- **BRIEF**:
Identify every line in the records below that contains the word "恭请阁下光临", and reproduce each one.
— BEGIN DATASET ROWS —
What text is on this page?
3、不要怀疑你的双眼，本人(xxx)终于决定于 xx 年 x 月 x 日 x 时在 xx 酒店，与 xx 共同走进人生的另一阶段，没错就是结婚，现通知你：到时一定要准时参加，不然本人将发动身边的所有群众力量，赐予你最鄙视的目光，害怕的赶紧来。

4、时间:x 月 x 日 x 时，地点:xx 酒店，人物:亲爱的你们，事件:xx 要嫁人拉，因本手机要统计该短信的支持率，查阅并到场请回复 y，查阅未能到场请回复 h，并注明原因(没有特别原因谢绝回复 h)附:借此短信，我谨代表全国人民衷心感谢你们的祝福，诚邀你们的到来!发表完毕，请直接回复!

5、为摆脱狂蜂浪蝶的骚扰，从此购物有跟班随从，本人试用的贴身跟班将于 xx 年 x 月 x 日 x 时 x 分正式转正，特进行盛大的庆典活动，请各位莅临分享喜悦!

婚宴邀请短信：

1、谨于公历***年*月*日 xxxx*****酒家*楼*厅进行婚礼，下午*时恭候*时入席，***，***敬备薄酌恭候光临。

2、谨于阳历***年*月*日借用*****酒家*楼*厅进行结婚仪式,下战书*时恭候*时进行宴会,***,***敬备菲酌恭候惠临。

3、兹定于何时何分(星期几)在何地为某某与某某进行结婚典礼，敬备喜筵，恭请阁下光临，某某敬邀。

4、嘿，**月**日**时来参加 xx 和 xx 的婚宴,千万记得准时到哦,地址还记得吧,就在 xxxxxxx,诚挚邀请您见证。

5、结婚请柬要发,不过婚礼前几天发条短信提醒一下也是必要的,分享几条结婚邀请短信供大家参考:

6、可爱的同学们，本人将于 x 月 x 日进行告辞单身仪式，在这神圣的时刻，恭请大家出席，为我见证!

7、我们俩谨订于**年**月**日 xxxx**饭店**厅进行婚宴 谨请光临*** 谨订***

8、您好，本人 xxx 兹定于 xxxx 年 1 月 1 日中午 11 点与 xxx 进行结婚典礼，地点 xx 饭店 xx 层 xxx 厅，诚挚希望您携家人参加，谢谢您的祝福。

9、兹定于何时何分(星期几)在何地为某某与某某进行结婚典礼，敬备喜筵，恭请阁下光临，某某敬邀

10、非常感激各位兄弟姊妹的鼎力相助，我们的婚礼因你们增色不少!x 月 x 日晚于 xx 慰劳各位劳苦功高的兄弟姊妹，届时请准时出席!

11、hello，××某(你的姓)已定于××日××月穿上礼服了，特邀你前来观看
— END DATASET ROWS —
— BEGIN DATASET ROWS —
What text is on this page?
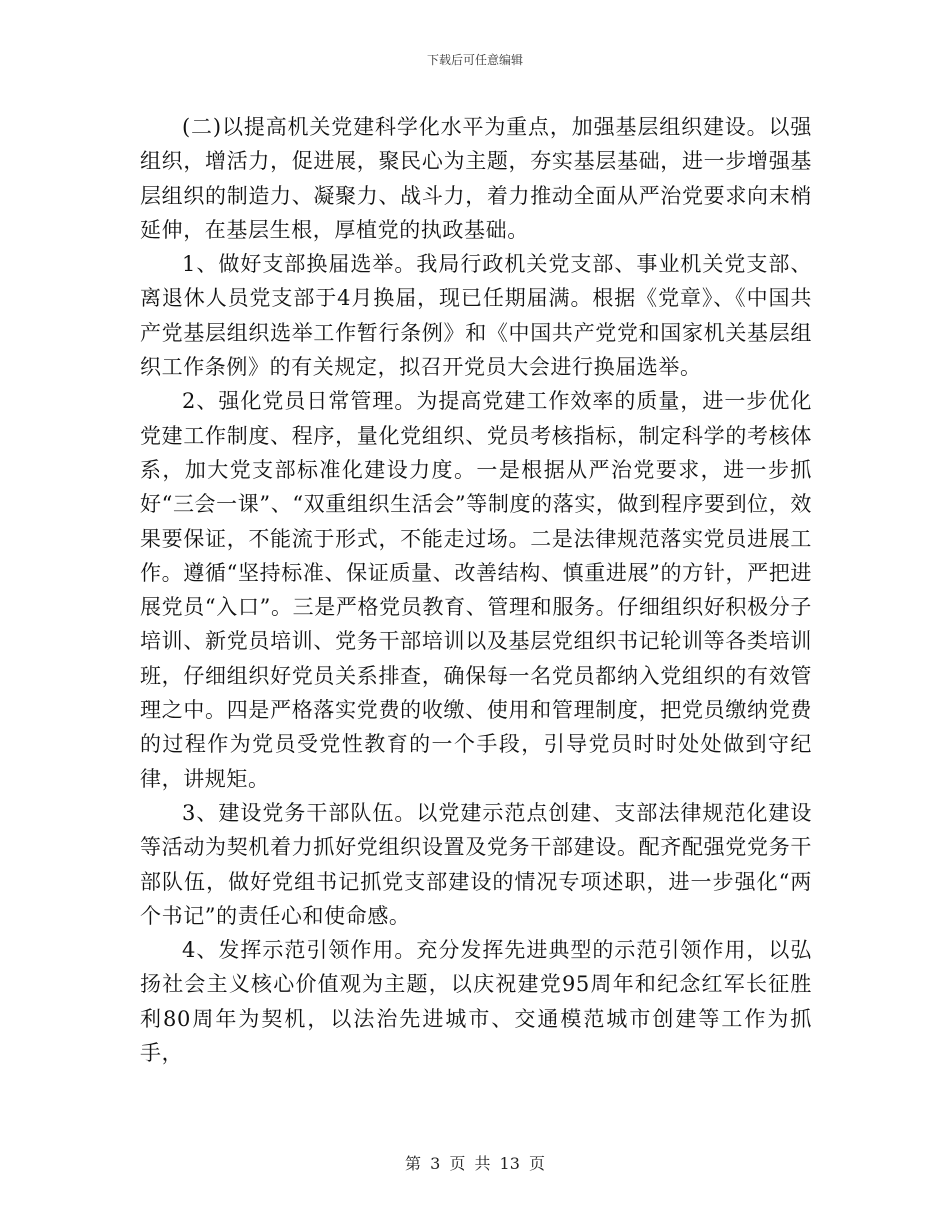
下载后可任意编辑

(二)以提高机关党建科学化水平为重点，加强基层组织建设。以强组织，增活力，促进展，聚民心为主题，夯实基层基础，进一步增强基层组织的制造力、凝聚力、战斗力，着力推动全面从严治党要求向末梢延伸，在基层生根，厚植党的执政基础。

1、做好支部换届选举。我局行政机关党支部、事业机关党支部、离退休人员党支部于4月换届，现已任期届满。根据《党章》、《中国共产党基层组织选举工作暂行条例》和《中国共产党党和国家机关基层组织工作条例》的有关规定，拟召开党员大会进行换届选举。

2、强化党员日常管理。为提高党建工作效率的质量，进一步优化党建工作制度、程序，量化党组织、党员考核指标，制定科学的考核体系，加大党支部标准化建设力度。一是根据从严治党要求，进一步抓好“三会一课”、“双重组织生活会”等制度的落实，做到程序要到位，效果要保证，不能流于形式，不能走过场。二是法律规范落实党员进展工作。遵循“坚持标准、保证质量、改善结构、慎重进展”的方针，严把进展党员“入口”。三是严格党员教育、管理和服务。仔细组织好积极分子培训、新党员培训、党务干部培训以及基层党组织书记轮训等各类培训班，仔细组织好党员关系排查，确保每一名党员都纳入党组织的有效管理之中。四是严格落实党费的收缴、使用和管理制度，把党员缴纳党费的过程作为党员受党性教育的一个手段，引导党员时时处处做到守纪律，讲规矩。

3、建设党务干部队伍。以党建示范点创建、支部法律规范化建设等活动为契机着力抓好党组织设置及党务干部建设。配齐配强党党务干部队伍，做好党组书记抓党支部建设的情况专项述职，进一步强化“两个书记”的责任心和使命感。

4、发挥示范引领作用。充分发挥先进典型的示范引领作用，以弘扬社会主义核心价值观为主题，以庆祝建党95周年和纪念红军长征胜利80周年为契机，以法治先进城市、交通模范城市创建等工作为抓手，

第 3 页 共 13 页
— END DATASET ROWS —
— BEGIN DATASET ROWS —
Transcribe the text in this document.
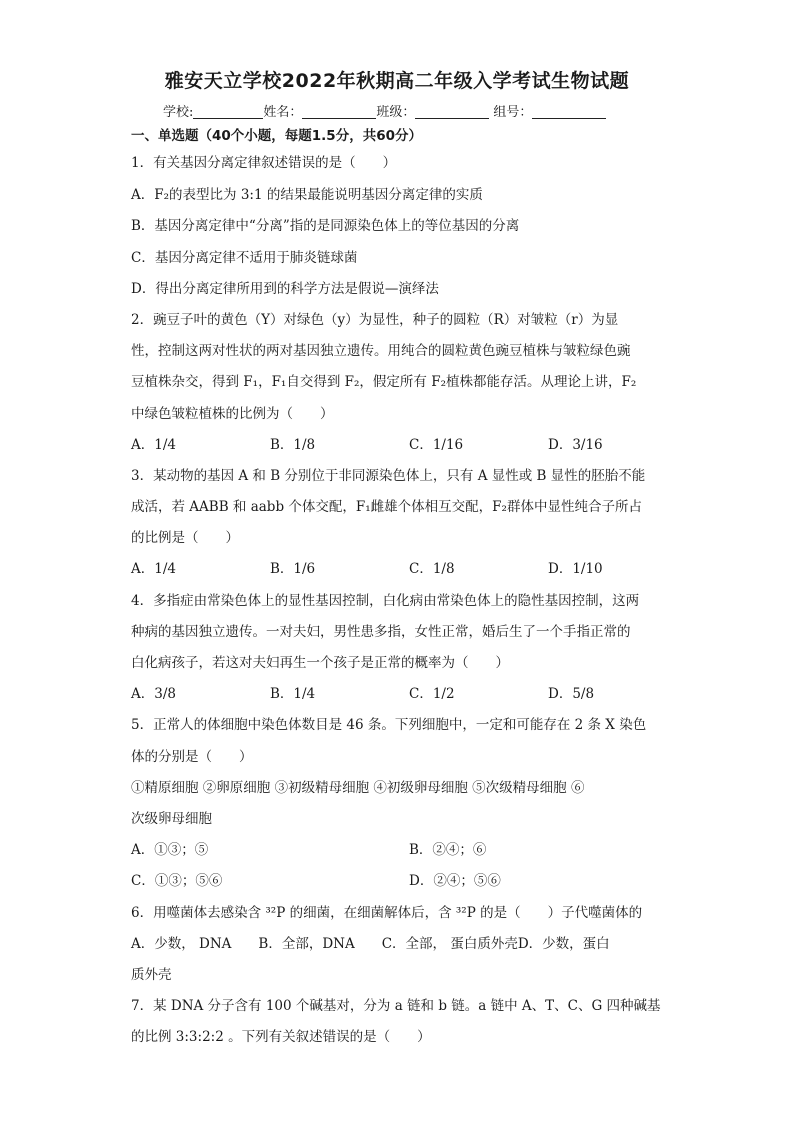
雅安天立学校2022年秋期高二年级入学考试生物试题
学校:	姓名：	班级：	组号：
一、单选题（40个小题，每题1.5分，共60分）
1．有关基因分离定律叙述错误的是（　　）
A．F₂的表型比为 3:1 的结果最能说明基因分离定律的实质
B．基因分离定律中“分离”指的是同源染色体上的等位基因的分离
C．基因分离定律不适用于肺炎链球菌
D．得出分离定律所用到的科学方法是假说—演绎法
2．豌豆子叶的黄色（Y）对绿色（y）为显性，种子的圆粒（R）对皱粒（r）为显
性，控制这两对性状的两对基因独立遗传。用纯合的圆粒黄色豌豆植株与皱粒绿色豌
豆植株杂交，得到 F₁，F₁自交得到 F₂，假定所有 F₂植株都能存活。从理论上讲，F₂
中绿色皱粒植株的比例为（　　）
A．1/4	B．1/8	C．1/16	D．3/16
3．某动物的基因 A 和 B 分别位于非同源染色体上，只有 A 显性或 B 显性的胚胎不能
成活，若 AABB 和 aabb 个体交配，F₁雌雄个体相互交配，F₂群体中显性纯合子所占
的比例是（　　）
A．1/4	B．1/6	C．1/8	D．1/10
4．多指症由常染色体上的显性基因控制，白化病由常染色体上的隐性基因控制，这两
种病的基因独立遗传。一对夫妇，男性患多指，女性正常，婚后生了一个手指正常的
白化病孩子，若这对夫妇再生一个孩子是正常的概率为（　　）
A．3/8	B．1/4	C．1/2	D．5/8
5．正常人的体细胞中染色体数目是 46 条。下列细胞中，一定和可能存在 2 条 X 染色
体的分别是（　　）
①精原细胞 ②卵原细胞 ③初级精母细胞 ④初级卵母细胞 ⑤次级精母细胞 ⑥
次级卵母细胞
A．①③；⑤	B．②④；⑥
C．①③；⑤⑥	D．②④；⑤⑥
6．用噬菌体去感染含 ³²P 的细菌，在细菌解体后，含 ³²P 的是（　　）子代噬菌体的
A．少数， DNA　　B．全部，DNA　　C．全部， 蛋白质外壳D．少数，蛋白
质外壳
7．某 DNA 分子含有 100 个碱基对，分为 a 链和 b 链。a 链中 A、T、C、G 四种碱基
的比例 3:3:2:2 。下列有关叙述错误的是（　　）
— END DATASET ROWS —
- **SOLUTION TO THIS TASK**:
3、兹定于何时何分(星期几)在何地为某某与某某进行结婚典礼，敬备喜筵，恭请阁下光临，某某敬邀。
9、兹定于何时何分(星期几)在何地为某某与某某进行结婚典礼，敬备喜筵，恭请阁下光临，某某敬邀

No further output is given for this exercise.